**EXTRACTED DATA**
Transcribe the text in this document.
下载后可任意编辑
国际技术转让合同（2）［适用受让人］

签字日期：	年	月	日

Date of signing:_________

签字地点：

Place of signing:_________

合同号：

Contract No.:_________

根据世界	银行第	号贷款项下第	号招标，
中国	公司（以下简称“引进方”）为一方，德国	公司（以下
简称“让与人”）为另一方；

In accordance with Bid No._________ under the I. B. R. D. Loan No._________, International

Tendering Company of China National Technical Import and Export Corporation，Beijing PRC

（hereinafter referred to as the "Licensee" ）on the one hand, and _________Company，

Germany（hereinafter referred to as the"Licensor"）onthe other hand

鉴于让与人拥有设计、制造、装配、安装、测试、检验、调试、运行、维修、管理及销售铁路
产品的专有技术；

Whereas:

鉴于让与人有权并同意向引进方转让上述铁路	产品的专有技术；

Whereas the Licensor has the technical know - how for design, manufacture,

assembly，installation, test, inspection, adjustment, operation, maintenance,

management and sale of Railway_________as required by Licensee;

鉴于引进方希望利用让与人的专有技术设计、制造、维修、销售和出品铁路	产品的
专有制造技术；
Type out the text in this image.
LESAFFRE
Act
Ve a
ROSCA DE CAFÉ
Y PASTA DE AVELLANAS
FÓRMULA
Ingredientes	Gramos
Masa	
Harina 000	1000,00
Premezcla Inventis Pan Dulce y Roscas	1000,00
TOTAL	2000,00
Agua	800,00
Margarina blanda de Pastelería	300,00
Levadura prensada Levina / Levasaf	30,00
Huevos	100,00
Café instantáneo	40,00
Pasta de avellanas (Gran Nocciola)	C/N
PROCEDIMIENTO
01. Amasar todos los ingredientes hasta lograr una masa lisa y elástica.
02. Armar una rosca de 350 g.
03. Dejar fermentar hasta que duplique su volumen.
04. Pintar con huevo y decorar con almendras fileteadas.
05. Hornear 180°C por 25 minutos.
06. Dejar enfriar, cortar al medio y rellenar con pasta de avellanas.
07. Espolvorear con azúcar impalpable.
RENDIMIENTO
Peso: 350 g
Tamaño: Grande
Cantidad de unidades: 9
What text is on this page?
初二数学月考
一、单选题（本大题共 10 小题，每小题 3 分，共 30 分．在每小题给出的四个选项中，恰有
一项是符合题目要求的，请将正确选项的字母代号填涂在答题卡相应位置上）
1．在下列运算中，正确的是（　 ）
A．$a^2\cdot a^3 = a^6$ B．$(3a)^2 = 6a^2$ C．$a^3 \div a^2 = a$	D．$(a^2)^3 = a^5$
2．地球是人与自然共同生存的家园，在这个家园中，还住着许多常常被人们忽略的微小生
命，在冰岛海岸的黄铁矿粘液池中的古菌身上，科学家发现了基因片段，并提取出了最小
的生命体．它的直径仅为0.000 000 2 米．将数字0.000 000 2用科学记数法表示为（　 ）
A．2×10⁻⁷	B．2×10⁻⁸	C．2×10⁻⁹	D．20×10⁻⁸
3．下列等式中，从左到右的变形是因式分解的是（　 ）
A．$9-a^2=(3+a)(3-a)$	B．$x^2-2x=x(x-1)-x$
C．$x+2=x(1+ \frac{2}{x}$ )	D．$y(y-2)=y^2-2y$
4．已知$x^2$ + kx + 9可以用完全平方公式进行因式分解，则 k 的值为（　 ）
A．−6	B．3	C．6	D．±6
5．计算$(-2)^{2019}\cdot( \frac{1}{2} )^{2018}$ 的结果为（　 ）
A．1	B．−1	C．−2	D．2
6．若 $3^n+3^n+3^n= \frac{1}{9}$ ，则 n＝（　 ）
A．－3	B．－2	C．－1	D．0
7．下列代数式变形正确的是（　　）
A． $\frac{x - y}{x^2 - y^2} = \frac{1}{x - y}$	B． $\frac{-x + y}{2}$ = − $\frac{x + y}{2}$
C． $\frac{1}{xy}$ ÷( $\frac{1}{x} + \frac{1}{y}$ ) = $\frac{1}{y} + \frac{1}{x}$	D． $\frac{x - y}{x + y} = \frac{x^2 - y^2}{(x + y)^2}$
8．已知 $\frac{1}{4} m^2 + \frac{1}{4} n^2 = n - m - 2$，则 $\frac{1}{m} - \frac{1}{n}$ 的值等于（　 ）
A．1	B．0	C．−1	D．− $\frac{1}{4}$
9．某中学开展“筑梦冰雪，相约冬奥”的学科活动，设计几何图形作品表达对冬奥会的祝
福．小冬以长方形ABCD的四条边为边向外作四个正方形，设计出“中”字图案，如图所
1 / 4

**AIM OF THE TASK**
Write every entry out again exactly.

**RESPONSE TO THIS TASK**
Transcribe the text in this document.
下载后可任意编辑
国际技术转让合同（2）［适用受让人］

签字日期：	年	月	日

Date of signing:_________

签字地点：

Place of signing:_________

合同号：

Contract No.:_________

根据世界	银行第	号贷款项下第	号招标，
中国	公司（以下简称“引进方”）为一方，德国	公司（以下
简称“让与人”）为另一方；

In accordance with Bid No._________ under the I. B. R. D. Loan No._________, International

Tendering Company of China National Technical Import and Export Corporation，Beijing PRC

（hereinafter referred to as the "Licensee" ）on the one hand, and _________Company，

Germany（hereinafter referred to as the"Licensor"）onthe other hand

鉴于让与人拥有设计、制造、装配、安装、测试、检验、调试、运行、维修、管理及销售铁路
产品的专有技术；

Whereas:

鉴于让与人有权并同意向引进方转让上述铁路	产品的专有技术；

Whereas the Licensor has the technical know - how for design, manufacture,

assembly，installation, test, inspection, adjustment, operation, maintenance,

management and sale of Railway_________as required by Licensee;

鉴于引进方希望利用让与人的专有技术设计、制造、维修、销售和出品铁路	产品的
专有制造技术；
Type out the text in this image.
LESAFFRE
Act
Ve a
ROSCA DE CAFÉ
Y PASTA DE AVELLANAS
FÓRMULA
Ingredientes	Gramos
Masa	
Harina 000	1000,00
Premezcla Inventis Pan Dulce y Roscas	1000,00
TOTAL	2000,00
Agua	800,00
Margarina blanda de Pastelería	300,00
Levadura prensada Levina / Levasaf	30,00
Huevos	100,00
Café instantáneo	40,00
Pasta de avellanas (Gran Nocciola)	C/N
PROCEDIMIENTO
01. Amasar todos los ingredientes hasta lograr una masa lisa y elástica.
02. Armar una rosca de 350 g.
03. Dejar fermentar hasta que duplique su volumen.
04. Pintar con huevo y decorar con almendras fileteadas.
05. Hornear 180°C por 25 minutos.
06. Dejar enfriar, cortar al medio y rellenar con pasta de avellanas.
07. Espolvorear con azúcar impalpable.
RENDIMIENTO
Peso: 350 g
Tamaño: Grande
Cantidad de unidades: 9
What text is on this page?
初二数学月考
一、单选题（本大题共 10 小题，每小题 3 分，共 30 分．在每小题给出的四个选项中，恰有
一项是符合题目要求的，请将正确选项的字母代号填涂在答题卡相应位置上）
1．在下列运算中，正确的是（　 ）
A．$a^2\cdot a^3 = a^6$ B．$(3a)^2 = 6a^2$ C．$a^3 \div a^2 = a$	D．$(a^2)^3 = a^5$
2．地球是人与自然共同生存的家园，在这个家园中，还住着许多常常被人们忽略的微小生
命，在冰岛海岸的黄铁矿粘液池中的古菌身上，科学家发现了基因片段，并提取出了最小
的生命体．它的直径仅为0.000 000 2 米．将数字0.000 000 2用科学记数法表示为（　 ）
A．2×10⁻⁷	B．2×10⁻⁸	C．2×10⁻⁹	D．20×10⁻⁸
3．下列等式中，从左到右的变形是因式分解的是（　 ）
A．$9-a^2=(3+a)(3-a)$	B．$x^2-2x=x(x-1)-x$
C．$x+2=x(1+ \frac{2}{x}$ )	D．$y(y-2)=y^2-2y$
4．已知$x^2$ + kx + 9可以用完全平方公式进行因式分解，则 k 的值为（　 ）
A．−6	B．3	C．6	D．±6
5．计算$(-2)^{2019}\cdot( \frac{1}{2} )^{2018}$ 的结果为（　 ）
A．1	B．−1	C．−2	D．2
6．若 $3^n+3^n+3^n= \frac{1}{9}$ ，则 n＝（　 ）
A．－3	B．－2	C．－1	D．0
7．下列代数式变形正确的是（　　）
A． $\frac{x - y}{x^2 - y^2} = \frac{1}{x - y}$	B． $\frac{-x + y}{2}$ = − $\frac{x + y}{2}$
C． $\frac{1}{xy}$ ÷( $\frac{1}{x} + \frac{1}{y}$ ) = $\frac{1}{y} + \frac{1}{x}$	D． $\frac{x - y}{x + y} = \frac{x^2 - y^2}{(x + y)^2}$
8．已知 $\frac{1}{4} m^2 + \frac{1}{4} n^2 = n - m - 2$，则 $\frac{1}{m} - \frac{1}{n}$ 的值等于（　 ）
A．1	B．0	C．−1	D．− $\frac{1}{4}$
9．某中学开展“筑梦冰雪，相约冬奥”的学科活动，设计几何图形作品表达对冬奥会的祝
福．小冬以长方形ABCD的四条边为边向外作四个正方形，设计出“中”字图案，如图所
1 / 4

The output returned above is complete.